* **Отрывок текста**:
──────────────────────────────
То, что на самовосхваляющем жаргоне режима превозносилось как «чудо немецкого единения», означало не только постоянное размежевание между подлинной нацией и как бы нежелательной нацией марксистов и евреев, но «в гораздо большей степени непрерывную тягу к аплодирующей нации». Как раз неудача с бойкотом показала Гитлеру, как ещё далека общественность от его взглядов на то, в ком надо видеть корень зла. Если 1 апреля должно было сплотить весь народ в порыве отрицания, то 1 мая, когда чествовали рабочих, или 1 октября, когда славили крестьян, должны были быть днями сплочения на позитивной основе:
«Когда стало темнеть, – так описывает один из почётных гостей-дипломатов французский посол Андре Франсуа-Понсе вечернее завершающее мероприятие 1 мая на Темпельхоферфельд в столице, – по улицам Берлина потянулись шагающие в ногу плотные колонны, красивым строем с транспарантами впереди, играют дудочники, оркестры, так колонны идут к месту общего сбора; ну просто выход на сцену корпораций в „Майстерзингерах“! Все занимают отведённые им места на огромном поле… Отливающее красным море знамён завершает второй план картины. Словно нос корабля впереди возвышается трибуна, на которой установлено множество микрофонов, внизу её колышется людское море: шеренги частей рейхсвера, за ними миллион мужчин СА и СС наблюдают за строгим порядком на этом огромном мероприятии. Один за другим появляются нацистские вожди, которых толпа живо приветствует. На трибуну поднимаются баварские крестьяне, горняки, рыбаки в своём профессиональном одеянии, австрийские делегации, делегации из Саара и Данцига. Они – почётные гости рейха. Все дышит хорошим, весёлым настроением, всеобщей радостью, ничто не напоминает о принуждении…
В восемь часов оживление: приехал Гитлер, он стоит в своей машине с вытянутой вверх рукой, лицо застывшее, несколько судорожно напряжённое.
──────────────────────────────
* **Набор данных**:
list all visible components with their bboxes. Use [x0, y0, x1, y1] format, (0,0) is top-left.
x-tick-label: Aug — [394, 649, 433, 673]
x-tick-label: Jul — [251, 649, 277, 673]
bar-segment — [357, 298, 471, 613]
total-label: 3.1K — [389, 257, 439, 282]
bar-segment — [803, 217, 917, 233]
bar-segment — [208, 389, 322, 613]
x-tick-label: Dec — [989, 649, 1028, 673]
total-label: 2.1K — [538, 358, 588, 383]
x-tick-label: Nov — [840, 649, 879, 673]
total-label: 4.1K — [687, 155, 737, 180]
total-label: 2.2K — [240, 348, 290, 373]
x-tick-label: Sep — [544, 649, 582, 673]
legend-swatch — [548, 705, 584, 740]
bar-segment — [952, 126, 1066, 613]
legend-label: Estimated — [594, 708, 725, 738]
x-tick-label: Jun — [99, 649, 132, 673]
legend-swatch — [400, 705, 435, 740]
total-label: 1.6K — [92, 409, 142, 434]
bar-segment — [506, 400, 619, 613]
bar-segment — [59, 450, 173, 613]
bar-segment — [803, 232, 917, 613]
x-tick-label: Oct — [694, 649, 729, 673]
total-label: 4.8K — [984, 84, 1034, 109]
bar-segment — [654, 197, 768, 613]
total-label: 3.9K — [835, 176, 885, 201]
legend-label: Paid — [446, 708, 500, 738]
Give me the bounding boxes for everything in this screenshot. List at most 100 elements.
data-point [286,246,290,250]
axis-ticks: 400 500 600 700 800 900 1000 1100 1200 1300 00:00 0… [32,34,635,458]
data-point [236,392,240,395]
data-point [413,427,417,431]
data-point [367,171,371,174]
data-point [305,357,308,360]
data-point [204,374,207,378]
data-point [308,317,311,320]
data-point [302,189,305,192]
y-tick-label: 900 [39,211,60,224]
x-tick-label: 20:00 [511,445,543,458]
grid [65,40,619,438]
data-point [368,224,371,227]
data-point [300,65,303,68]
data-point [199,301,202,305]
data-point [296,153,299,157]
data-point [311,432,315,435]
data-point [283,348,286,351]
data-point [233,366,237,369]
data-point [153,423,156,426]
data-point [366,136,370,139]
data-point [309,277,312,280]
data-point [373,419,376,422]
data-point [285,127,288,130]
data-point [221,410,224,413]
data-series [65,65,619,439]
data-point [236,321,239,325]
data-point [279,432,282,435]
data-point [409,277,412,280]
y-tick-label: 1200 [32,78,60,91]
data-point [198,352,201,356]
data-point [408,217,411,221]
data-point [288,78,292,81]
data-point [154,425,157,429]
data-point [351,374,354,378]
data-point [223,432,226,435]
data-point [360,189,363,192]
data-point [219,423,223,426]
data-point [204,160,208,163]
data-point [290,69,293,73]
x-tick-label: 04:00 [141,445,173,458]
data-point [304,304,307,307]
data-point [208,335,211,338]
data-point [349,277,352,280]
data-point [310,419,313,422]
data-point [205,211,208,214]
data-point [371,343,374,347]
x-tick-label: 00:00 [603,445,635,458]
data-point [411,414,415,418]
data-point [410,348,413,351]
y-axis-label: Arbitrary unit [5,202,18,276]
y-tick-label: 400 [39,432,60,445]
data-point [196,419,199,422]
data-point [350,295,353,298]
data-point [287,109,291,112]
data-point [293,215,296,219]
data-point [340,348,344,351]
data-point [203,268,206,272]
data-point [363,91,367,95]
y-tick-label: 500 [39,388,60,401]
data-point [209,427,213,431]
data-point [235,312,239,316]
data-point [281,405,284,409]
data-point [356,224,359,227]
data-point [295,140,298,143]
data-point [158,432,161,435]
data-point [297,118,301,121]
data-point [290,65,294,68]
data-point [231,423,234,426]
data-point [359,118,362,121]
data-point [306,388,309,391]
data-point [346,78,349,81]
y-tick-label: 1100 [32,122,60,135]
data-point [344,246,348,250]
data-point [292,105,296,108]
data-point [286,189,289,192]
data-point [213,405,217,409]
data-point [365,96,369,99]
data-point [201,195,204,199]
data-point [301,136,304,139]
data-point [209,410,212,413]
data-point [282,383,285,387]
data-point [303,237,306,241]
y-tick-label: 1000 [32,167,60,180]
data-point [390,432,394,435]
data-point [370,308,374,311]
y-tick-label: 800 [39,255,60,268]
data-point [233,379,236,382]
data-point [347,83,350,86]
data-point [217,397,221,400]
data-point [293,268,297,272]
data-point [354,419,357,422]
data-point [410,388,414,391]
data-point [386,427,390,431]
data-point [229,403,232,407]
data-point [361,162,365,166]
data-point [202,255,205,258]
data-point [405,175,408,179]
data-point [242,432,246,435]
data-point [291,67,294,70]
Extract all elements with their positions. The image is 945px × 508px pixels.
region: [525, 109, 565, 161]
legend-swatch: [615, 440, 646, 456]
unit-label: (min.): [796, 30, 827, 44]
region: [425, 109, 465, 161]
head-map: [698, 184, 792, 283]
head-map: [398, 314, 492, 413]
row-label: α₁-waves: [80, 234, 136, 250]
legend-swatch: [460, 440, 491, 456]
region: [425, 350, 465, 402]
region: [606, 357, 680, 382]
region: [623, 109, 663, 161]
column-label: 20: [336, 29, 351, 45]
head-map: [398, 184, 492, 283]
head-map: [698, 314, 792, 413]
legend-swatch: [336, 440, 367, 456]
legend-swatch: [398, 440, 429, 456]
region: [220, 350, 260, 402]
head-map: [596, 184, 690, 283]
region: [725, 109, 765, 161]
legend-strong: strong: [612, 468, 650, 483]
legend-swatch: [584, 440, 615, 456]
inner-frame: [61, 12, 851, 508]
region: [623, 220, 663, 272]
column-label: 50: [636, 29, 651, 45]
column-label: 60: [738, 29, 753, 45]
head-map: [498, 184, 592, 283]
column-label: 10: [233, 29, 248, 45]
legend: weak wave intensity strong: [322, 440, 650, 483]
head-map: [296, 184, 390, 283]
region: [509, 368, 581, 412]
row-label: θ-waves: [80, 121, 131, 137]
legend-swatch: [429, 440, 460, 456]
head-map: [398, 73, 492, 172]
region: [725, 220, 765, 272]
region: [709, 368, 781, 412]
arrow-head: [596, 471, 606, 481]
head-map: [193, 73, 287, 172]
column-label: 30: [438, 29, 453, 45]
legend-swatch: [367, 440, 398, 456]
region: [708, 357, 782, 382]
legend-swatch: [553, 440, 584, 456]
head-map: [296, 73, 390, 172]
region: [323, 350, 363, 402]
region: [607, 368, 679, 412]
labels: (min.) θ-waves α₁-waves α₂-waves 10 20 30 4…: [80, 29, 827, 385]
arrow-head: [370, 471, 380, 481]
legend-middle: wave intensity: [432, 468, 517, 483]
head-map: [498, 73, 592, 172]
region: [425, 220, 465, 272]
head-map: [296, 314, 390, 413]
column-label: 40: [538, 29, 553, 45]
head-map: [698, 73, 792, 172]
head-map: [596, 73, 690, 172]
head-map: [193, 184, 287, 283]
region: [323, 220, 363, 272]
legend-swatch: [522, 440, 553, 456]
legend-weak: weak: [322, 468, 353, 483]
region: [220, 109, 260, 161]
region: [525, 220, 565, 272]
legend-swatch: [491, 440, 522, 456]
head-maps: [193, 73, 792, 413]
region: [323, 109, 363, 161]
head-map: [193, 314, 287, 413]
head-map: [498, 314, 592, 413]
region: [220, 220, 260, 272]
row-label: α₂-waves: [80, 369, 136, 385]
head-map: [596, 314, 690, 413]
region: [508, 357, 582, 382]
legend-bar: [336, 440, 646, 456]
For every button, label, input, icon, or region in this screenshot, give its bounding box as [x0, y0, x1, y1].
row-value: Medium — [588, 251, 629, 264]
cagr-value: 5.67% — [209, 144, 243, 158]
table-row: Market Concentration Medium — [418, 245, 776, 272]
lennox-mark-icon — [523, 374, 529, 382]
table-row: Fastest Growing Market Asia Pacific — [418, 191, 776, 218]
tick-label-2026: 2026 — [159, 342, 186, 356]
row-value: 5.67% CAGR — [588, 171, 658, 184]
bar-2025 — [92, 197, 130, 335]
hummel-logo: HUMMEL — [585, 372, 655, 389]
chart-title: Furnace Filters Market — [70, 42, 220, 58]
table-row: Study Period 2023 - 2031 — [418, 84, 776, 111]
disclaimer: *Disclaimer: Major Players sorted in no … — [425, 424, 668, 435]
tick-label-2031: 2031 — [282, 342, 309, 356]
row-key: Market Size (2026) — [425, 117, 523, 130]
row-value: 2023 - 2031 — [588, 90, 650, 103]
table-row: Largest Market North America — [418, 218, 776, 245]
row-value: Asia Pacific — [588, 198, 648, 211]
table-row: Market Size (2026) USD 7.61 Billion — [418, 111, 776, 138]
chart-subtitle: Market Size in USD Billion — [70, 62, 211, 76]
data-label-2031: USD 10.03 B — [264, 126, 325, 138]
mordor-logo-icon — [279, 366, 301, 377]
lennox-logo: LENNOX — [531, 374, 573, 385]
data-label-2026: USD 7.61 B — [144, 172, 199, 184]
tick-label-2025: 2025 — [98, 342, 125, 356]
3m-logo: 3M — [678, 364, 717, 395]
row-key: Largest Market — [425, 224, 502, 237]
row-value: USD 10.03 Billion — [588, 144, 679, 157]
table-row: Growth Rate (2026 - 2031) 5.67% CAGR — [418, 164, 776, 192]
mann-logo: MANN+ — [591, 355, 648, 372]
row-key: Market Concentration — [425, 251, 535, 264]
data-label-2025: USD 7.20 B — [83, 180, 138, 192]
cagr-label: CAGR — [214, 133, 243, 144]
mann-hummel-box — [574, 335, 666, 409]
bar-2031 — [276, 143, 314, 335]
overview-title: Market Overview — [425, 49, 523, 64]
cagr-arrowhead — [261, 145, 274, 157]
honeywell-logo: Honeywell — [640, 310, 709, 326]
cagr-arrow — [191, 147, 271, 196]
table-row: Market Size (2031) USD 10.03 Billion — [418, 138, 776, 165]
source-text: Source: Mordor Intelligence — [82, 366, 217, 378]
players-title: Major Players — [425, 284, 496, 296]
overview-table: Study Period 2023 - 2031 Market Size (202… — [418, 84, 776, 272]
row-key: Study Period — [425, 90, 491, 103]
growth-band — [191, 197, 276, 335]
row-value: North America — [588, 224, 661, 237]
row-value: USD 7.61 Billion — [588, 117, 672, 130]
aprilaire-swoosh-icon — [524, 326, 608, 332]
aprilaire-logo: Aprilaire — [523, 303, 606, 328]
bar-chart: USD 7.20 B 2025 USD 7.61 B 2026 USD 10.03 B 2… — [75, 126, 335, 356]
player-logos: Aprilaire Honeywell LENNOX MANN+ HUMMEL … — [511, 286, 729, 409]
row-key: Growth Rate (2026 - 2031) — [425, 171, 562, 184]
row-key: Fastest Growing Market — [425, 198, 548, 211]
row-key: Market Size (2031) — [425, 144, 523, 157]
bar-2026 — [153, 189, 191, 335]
──────────────────────────────
* **Краткое задание 1**:
Проверьте, согласуются ли с отрывком о нацистских праздниках утверждения (a), (b) и (c): на каждое ответьте «да» или «нет» и приведите решающие слова отрывка точной цитатой. (a) Андре Франсуа-Понсе был французским послом. (b) Гитлер приехал на Темпельхоферфельд в девять часов. (c) 1 октября чествовали рабочих.
* **Краткое задание 2**:
Пожалуйста, продолжите отрывок о празднике 1 мая на Темпельхоферфельд, начав сразу после его последнего предложения.
Строки выше не связаны с отрывком и служат отдельным материалом.

* **Поле ответа 1**:
(a) Да: «французский посол Андре Франсуа-Понсе».
(b) Нет: «В восемь часов оживление: приехал Гитлер».
(c) Нет: «1 октября, когда славили крестьян».

* **Поле ответа 2**:
Его приветствуют продолжительными криками, вырывающимися из тысяч глоток. Тем временем опустилась ночь. Вспыхивают прожекторы, расставленные с большим интервалом, так что между их голубоватыми лучами лежит темнота. Море людей, из которого луч прожектора то тут, то там выхватывает движущиеся группы; своеобразная картина – эта движущаяся толпа, которую видишь в свете прожекторов и угадываешь в темноте.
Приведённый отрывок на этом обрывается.